▶ [Your goal] Repeat each line word for word.

* * * * *

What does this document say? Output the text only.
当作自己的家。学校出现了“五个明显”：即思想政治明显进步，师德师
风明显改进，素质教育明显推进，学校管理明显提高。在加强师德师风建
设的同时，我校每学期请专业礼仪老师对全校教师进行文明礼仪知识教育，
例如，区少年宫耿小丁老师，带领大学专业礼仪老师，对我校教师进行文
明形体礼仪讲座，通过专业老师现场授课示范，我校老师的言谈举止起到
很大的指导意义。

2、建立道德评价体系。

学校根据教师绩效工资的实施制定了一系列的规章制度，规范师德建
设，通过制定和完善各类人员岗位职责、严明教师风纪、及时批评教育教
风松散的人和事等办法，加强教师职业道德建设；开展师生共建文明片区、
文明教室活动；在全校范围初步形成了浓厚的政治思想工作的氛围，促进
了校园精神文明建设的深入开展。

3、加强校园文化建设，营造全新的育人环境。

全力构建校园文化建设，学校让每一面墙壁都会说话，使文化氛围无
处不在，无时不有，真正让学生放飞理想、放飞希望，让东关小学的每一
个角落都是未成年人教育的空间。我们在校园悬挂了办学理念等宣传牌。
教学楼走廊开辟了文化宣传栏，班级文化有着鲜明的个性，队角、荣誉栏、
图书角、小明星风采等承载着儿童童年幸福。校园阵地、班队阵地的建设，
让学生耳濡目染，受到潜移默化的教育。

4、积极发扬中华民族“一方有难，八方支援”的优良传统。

* * * * *

▶ [Result]
What does this document say? Output the text only.
当作自己的家。学校出现了“五个明显”：即思想政治明显进步，师德师
风明显改进，素质教育明显推进，学校管理明显提高。在加强师德师风建
设的同时，我校每学期请专业礼仪老师对全校教师进行文明礼仪知识教育，
例如，区少年宫耿小丁老师，带领大学专业礼仪老师，对我校教师进行文
明形体礼仪讲座，通过专业老师现场授课示范，我校老师的言谈举止起到
很大的指导意义。

2、建立道德评价体系。

学校根据教师绩效工资的实施制定了一系列的规章制度，规范师德建
设，通过制定和完善各类人员岗位职责、严明教师风纪、及时批评教育教
风松散的人和事等办法，加强教师职业道德建设；开展师生共建文明片区、
文明教室活动；在全校范围初步形成了浓厚的政治思想工作的氛围，促进
了校园精神文明建设的深入开展。

3、加强校园文化建设，营造全新的育人环境。

全力构建校园文化建设，学校让每一面墙壁都会说话，使文化氛围无
处不在，无时不有，真正让学生放飞理想、放飞希望，让东关小学的每一
个角落都是未成年人教育的空间。我们在校园悬挂了办学理念等宣传牌。
教学楼走廊开辟了文化宣传栏，班级文化有着鲜明的个性，队角、荣誉栏、
图书角、小明星风采等承载着儿童童年幸福。校园阵地、班队阵地的建设，
让学生耳濡目染，受到潜移默化的教育。

4、积极发扬中华民族“一方有难，八方支援”的优良传统。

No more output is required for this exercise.